It's all a sick freaking joke.
Premium Member
What are you worried about?

Not worried, but pointing out an issue, yes.

I'm seriously curious . . . are you seeing some subtle shift in religious tolerance that requires you to speak out, citing specific ordinances and actions by a unified movement, or are you building a bomb shelter in the basement of your local church because your a paranoid loon with a persecution complex?

I didn't originally speak out. Osgart started this thread. Your ad hominem is also part of the problem. You are attacking me and/or Osgart, instead of the ideas proposed here.

Either way, just for the record, there is no current persecution now. . . You have no evidence in your actual RL of such oppression going any farther than getting offended when someone says something negative on a anonymous message board and you not liking it? That is your basic position?

Who said anything about oppression? I am not offended by someone saying something negative. Again your ad hominem is not helpful to the discussion at hand.

All we are asking is that the prosecutor provide some evidence or citation to reinforce their argument for, or against, any idea.
 

Enoch07

It's all a sick freaking joke.
Premium Member
Seriously?
You don't think that Mike Pence is a Christian?
Tom

He does not represent all Christians. Just like you do not represent all LGBT. Just like I do not represent all tattooed people.
 

Enoch07

It's all a sick freaking joke.
Premium Member
I'd say that right now, society's tacit agreement is that all claims can be challenged. I don't think that's the same as saying "guilty until proven innocent". Do you think they are the same?

I agree. Any idea can be challenged. Nobody is advocating for any idea to be immune to scrutiny.

But when the defendant is expected to provide the burden of proof (to prove innocence) it is a guilty until proven innocent stance. When the burden of proof lies on the prosecutor (to prove guilt) the stance is a innocent until proven guilty stance.

......

Actions to take:
A. Write out everything in the forum thread from "Who said anything" down to "is a Christian?".
B. The forum thread names groups that one poster says a single person does not represent in full. List each of these groups.
The lines that follow the forum thread are not needed for either task.

Data provided:
......

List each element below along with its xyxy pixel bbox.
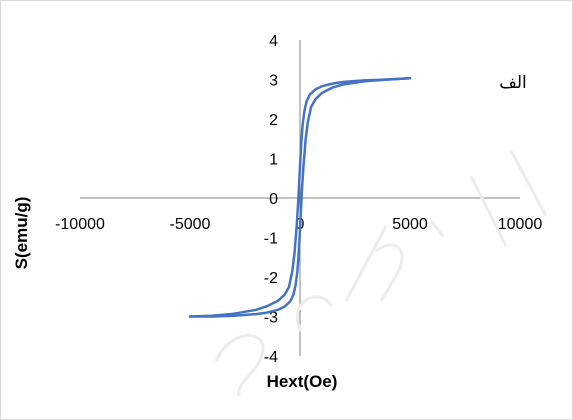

......

Full solutions:
A.
Who said anything about oppression? I am not offended by someone saying something negative. Again your ad hominem is not helpful to the discussion at hand.

All we are asking is that the prosecutor provide some evidence or citation to reinforce their argument for, or against, any idea.
 

Enoch07

It's all a sick freaking joke.
Premium Member
Seriously?
You don't think that Mike Pence is a Christian?

B.
Christians
LGBT
tattooed people